= JOB =
Copy out each line containing "same" from the entries below.

□ □ □ □ □

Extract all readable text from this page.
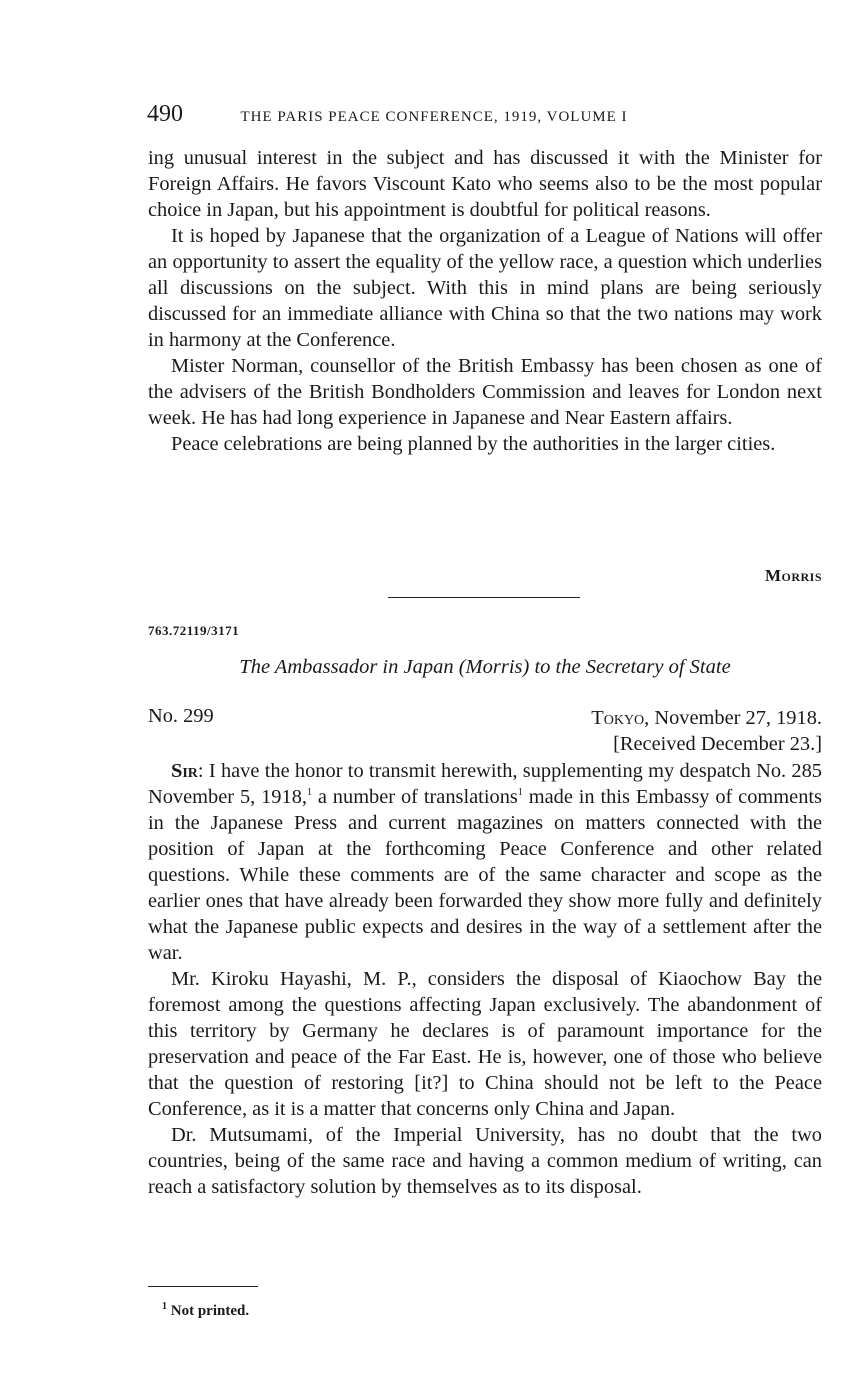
490	THE PARIS PEACE CONFERENCE, 1919, VOLUME I

ing unusual interest in the subject and has discussed it with the Minister for Foreign Affairs. He favors Viscount Kato who seems also to be the most popular choice in Japan, but his appointment is doubtful for political reasons.

It is hoped by Japanese that the organization of a League of Nations will offer an opportunity to assert the equality of the yellow race, a question which underlies all discussions on the subject. With this in mind plans are being seriously discussed for an immediate alliance with China so that the two nations may work in harmony at the Conference.

Mister Norman, counsellor of the British Embassy has been chosen as one of the advisers of the British Bondholders Commission and leaves for London next week. He has had long experience in Japanese and Near Eastern affairs.

Peace celebrations are being planned by the authorities in the larger cities.

Morris
763.72119/3171
The Ambassador in Japan (Morris) to the Secretary of State
No. 299	Tokyo, November 27, 1918.
[Received December 23.]

Sir: I have the honor to transmit herewith, supplementing my despatch No. 285 November 5, 1918,$^1$ a number of translations$^1$ made in this Embassy of comments in the Japanese Press and current magazines on matters connected with the position of Japan at the forthcoming Peace Conference and other related questions. While these comments are of the same character and scope as the earlier ones that have already been forwarded they show more fully and definitely what the Japanese public expects and desires in the way of a settlement after the war.

Mr. Kiroku Hayashi, M. P., considers the disposal of Kiaochow Bay the foremost among the questions affecting Japan exclusively. The abandonment of this territory by Germany he declares is of paramount importance for the preservation and peace of the Far East. He is, however, one of those who believe that the question of restoring [it?] to China should not be left to the Peace Conference, as it is a matter that concerns only China and Japan.

Dr. Mutsumami, of the Imperial University, has no doubt that the two countries, being of the same race and having a common medium of writing, can reach a satisfactory solution by themselves as to its disposal.

$^1$ Not printed.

□ □ □ □ □

= SOLUTION =
Sir: I have the honor to transmit herewith, supplementing my despatch No. 285 November 5, 1918,$^1$ a number of translations$^1$ made in this Embassy of comments in the Japanese Press and current magazines on matters connected with the position of Japan at the forthcoming Peace Conference and other related questions. While these comments are of the same character and scope as the earlier ones that have already been forwarded they show more fully and definitely what the Japanese public expects and desires in the way of a settlement after the war.
Dr. Mutsumami, of the Imperial University, has no doubt that the two countries, being of the same race and having a common medium of writing, can reach a satisfactory solution by themselves as to its disposal.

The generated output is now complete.